## start Available records

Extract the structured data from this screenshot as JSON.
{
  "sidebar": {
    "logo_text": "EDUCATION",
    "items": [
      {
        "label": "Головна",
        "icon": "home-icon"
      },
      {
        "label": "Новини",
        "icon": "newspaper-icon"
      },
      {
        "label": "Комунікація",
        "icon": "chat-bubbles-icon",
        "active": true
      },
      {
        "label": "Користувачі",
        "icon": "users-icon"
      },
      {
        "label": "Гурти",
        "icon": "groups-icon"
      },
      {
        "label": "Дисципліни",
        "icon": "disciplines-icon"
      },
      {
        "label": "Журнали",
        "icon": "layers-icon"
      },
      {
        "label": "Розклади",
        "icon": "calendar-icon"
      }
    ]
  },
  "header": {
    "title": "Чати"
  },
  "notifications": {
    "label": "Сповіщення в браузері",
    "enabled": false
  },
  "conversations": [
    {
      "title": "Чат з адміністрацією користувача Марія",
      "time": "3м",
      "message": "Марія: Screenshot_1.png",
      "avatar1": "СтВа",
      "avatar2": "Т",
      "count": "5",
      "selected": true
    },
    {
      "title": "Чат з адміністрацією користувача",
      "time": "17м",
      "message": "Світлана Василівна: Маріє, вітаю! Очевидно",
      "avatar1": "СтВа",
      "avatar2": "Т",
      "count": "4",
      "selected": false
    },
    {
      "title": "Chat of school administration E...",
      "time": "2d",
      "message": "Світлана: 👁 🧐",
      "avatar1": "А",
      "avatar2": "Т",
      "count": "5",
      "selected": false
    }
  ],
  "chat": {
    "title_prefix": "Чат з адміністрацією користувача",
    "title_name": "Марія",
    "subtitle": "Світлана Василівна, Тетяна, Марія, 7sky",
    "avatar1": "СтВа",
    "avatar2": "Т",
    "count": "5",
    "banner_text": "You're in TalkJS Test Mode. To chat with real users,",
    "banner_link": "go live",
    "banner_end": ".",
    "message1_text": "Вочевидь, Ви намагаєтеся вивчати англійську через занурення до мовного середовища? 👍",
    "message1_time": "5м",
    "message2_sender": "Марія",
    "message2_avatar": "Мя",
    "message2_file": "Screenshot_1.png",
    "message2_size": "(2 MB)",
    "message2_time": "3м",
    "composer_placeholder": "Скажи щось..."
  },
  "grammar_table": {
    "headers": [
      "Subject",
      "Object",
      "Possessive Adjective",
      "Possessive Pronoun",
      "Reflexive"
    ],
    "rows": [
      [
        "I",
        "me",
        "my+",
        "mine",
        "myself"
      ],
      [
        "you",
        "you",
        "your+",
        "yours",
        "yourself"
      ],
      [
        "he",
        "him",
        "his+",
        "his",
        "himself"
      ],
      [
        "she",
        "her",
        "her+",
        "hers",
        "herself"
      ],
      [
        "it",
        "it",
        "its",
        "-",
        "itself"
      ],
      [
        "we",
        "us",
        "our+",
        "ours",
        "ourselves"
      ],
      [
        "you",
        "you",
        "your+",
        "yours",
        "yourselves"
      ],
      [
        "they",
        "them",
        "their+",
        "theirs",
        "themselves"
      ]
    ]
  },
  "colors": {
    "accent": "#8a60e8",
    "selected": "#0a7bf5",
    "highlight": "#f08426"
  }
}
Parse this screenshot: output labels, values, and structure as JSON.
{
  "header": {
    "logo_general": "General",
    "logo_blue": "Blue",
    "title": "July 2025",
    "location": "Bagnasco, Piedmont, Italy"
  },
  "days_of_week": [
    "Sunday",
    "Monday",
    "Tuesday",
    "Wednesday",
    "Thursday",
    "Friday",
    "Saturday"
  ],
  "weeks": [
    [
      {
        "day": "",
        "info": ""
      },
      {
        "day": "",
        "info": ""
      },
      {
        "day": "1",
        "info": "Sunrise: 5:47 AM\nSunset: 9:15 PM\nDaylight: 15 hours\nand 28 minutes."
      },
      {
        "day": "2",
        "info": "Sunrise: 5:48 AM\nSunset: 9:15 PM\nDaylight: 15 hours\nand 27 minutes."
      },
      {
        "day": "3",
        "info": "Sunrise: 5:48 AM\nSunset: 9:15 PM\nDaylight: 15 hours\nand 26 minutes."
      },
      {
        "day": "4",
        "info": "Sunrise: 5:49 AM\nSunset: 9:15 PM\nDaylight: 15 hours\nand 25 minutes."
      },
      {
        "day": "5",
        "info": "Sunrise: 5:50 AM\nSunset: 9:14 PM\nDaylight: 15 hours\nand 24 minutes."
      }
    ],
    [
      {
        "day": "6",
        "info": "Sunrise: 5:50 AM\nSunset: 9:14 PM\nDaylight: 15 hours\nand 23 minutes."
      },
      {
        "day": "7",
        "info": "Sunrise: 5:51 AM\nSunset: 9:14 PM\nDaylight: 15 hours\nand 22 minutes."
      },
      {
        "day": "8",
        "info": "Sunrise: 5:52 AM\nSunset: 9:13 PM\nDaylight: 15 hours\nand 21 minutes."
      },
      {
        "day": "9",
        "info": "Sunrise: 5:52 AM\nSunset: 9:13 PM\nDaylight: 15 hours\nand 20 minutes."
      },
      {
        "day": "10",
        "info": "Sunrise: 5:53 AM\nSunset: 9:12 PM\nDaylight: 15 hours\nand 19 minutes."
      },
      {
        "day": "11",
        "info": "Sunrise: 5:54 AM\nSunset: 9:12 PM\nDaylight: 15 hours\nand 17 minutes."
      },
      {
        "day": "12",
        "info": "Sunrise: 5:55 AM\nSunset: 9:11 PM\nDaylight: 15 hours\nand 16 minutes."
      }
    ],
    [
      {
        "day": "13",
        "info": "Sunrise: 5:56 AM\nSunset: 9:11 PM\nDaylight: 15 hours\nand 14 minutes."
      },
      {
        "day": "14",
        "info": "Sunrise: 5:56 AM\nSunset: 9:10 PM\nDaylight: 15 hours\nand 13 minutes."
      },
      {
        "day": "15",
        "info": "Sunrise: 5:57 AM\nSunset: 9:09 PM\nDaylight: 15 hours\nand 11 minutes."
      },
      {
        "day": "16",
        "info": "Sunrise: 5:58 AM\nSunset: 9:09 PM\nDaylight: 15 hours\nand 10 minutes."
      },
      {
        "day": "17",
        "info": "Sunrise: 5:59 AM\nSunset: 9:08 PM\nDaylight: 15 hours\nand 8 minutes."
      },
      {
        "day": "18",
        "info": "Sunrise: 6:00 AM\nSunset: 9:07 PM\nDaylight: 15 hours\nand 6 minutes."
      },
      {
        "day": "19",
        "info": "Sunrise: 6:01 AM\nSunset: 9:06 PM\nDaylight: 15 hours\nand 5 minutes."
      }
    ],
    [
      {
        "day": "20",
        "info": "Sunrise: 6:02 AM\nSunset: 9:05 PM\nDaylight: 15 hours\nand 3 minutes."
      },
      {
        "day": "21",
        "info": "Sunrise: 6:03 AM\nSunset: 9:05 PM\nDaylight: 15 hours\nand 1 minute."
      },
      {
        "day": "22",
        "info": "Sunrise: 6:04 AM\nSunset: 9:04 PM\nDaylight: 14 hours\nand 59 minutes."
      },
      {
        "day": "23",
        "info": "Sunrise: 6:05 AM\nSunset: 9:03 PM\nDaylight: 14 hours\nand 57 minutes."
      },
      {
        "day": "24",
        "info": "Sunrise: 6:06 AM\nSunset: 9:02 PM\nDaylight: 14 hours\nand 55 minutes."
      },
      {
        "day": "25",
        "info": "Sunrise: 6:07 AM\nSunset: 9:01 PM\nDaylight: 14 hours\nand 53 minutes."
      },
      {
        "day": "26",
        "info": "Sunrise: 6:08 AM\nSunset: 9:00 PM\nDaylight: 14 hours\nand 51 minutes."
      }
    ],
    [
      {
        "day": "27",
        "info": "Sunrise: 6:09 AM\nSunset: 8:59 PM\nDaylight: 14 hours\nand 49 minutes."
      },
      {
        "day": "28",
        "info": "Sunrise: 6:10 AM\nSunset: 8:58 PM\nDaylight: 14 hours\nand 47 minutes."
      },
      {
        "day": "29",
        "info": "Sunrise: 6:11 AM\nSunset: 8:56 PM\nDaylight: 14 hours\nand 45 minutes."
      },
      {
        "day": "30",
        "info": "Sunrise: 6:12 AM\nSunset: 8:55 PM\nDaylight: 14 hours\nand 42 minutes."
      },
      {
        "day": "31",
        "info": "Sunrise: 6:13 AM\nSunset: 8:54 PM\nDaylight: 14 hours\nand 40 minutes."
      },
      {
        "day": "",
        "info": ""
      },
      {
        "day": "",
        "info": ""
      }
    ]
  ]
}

## end Available records

# [Given request]
From the data above, show each line that contains "Possessive".

# [Correct answer]
      "Possessive Adjective",
      "Possessive Pronoun",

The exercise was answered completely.